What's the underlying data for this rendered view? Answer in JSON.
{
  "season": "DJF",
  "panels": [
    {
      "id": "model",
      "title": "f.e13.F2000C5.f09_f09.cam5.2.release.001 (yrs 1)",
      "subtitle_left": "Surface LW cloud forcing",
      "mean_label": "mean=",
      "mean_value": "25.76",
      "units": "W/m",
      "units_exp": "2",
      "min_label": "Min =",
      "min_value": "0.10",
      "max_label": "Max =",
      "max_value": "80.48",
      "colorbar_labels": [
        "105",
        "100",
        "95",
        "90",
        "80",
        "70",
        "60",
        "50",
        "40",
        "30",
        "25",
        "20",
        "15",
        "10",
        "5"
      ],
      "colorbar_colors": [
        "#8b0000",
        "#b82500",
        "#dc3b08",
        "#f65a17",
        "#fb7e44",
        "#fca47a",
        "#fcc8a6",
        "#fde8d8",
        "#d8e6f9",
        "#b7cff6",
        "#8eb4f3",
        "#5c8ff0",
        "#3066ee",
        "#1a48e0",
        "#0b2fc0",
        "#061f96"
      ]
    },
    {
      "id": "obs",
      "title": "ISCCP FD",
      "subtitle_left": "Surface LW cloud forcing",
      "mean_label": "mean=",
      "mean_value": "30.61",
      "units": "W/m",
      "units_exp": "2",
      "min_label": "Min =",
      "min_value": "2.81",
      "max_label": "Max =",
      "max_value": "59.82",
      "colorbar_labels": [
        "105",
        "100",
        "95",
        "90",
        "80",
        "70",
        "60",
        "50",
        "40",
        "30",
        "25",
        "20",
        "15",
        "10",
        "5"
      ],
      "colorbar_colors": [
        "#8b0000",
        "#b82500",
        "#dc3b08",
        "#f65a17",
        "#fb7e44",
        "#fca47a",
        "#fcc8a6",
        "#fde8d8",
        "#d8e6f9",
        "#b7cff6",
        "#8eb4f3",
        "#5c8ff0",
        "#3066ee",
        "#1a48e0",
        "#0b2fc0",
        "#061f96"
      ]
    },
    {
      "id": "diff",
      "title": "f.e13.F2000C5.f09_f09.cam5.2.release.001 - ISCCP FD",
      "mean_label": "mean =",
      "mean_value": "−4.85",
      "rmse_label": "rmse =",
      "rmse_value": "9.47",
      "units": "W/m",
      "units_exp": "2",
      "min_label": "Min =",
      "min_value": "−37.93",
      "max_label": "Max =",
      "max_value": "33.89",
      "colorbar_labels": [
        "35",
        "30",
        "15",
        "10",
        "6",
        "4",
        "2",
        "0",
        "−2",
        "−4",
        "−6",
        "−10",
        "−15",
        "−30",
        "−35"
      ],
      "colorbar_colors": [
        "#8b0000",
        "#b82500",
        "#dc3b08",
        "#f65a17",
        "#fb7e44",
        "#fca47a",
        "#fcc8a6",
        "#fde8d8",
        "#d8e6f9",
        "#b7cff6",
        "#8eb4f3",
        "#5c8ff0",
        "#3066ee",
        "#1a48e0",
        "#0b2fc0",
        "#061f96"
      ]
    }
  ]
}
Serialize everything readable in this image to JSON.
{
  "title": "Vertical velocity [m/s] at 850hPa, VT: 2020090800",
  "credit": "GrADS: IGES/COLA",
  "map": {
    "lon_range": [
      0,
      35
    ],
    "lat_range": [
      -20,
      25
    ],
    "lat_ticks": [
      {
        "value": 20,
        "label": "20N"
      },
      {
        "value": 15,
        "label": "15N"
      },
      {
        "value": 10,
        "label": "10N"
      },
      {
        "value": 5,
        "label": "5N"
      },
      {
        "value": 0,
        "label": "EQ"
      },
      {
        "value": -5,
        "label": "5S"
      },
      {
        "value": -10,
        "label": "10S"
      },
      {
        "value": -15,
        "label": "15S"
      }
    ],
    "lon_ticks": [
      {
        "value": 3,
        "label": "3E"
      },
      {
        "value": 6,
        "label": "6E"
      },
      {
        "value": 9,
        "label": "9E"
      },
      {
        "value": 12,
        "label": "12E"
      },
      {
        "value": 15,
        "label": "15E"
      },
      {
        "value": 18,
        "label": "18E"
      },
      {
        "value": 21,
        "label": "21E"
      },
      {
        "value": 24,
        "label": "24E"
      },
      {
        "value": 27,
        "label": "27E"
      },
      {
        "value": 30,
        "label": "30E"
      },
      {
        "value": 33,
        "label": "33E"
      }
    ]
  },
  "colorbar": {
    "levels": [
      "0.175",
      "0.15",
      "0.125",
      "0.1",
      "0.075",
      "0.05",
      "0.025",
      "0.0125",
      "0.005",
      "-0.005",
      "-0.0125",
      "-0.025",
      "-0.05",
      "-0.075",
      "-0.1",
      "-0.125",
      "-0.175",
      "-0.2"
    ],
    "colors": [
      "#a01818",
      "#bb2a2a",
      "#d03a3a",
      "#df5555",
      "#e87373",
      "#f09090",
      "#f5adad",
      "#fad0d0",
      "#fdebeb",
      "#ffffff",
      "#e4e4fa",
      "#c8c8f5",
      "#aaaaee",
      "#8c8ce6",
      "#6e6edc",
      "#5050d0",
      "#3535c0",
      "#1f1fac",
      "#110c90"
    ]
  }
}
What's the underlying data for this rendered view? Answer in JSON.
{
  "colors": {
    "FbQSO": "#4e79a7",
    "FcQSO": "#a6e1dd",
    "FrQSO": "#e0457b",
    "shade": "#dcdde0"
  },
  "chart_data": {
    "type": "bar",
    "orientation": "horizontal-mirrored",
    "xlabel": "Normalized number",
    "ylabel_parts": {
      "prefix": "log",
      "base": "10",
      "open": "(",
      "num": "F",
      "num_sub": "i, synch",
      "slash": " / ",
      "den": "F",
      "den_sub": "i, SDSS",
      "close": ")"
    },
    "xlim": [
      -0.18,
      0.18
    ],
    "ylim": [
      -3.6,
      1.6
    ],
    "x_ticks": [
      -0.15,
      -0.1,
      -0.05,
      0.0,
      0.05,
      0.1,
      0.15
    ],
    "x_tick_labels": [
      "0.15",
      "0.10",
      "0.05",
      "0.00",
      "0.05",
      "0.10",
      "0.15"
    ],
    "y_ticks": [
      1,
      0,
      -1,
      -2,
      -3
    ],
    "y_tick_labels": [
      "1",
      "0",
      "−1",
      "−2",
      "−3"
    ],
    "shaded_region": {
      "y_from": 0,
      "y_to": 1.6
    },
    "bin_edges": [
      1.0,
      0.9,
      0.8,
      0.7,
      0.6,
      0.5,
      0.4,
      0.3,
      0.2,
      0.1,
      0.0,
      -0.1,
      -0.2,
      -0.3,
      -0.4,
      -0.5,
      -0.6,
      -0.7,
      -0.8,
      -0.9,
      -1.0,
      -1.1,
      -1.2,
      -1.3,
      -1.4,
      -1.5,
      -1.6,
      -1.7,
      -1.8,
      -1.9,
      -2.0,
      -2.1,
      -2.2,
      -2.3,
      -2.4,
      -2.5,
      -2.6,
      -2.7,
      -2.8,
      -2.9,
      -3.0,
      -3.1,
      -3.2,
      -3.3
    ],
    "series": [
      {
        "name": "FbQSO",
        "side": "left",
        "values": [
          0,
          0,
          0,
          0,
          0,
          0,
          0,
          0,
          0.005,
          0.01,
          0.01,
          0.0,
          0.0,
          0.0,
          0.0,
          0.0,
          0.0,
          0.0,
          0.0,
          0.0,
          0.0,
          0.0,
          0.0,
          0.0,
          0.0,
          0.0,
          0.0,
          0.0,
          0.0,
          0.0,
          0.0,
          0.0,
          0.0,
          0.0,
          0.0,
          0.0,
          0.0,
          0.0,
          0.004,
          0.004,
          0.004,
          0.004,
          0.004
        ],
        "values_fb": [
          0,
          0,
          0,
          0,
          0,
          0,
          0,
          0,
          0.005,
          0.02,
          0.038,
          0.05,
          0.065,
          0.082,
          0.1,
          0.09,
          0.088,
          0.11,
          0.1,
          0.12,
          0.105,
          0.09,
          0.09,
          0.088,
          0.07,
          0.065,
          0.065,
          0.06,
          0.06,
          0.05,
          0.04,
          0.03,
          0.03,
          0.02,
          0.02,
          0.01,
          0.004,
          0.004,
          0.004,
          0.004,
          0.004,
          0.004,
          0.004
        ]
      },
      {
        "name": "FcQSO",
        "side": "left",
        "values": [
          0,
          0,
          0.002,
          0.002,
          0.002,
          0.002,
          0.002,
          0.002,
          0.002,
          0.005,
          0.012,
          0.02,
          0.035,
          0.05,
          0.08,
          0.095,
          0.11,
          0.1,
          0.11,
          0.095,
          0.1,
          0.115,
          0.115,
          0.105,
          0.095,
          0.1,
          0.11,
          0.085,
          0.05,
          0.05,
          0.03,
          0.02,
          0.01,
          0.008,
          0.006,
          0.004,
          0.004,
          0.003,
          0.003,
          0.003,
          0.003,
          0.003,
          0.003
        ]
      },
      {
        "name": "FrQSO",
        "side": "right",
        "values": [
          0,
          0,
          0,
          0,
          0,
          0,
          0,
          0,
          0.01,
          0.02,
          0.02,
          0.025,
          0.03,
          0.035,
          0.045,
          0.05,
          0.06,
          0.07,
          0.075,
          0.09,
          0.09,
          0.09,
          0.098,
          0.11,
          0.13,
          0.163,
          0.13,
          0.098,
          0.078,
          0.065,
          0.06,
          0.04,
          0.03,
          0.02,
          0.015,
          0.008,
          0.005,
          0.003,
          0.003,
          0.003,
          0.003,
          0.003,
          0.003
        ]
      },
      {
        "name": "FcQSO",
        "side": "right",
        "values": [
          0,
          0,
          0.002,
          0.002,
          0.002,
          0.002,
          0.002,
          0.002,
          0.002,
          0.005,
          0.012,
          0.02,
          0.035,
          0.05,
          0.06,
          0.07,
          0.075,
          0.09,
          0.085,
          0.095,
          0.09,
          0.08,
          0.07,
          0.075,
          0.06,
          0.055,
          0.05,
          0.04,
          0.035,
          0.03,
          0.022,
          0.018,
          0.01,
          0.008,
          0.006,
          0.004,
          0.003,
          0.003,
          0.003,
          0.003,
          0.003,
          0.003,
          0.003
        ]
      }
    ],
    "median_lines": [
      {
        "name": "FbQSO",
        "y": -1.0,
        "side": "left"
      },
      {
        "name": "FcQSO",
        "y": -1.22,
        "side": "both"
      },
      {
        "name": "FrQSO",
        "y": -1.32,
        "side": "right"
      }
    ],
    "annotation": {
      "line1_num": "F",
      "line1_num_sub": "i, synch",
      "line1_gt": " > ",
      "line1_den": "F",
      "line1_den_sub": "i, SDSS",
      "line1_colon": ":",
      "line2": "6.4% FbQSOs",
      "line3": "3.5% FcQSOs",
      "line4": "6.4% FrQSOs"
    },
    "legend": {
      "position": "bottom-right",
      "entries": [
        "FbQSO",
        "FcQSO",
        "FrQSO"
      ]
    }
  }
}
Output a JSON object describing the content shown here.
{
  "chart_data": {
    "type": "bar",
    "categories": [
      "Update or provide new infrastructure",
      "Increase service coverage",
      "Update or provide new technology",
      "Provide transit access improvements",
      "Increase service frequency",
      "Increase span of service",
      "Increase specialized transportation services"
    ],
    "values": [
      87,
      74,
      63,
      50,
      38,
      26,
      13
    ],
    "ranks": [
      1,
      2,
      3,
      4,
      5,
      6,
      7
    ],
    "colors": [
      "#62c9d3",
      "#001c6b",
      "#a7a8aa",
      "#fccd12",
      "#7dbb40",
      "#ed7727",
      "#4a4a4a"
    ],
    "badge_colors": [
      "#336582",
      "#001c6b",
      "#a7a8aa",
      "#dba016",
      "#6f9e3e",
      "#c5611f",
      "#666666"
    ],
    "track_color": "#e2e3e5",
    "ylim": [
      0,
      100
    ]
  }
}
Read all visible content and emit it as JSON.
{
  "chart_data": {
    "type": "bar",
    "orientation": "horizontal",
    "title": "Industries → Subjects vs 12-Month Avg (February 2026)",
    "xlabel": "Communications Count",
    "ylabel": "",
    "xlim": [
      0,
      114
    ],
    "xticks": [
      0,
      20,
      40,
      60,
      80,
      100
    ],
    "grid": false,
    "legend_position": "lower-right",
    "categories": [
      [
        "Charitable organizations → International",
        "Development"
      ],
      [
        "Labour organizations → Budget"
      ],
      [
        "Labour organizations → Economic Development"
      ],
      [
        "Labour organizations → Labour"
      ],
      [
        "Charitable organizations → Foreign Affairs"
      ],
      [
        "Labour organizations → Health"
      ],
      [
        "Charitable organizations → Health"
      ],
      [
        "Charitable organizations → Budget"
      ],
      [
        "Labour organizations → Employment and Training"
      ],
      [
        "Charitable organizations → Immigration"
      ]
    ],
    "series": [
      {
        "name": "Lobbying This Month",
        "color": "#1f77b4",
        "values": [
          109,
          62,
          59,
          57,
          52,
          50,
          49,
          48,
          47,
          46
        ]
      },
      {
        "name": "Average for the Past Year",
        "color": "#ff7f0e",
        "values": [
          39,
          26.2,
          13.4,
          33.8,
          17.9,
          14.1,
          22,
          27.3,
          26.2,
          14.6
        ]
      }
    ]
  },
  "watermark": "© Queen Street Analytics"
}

━━━━━━━━━━━━━━━━━━━━━━━━━━━━━━

* [TASK PROMPT]:
Collect the lines that hold "Increase".

* [TASK RESULT]:
      "Increase service coverage",
      "Increase service frequency",
      "Increase span of service",
      "Increase specialized transportation services"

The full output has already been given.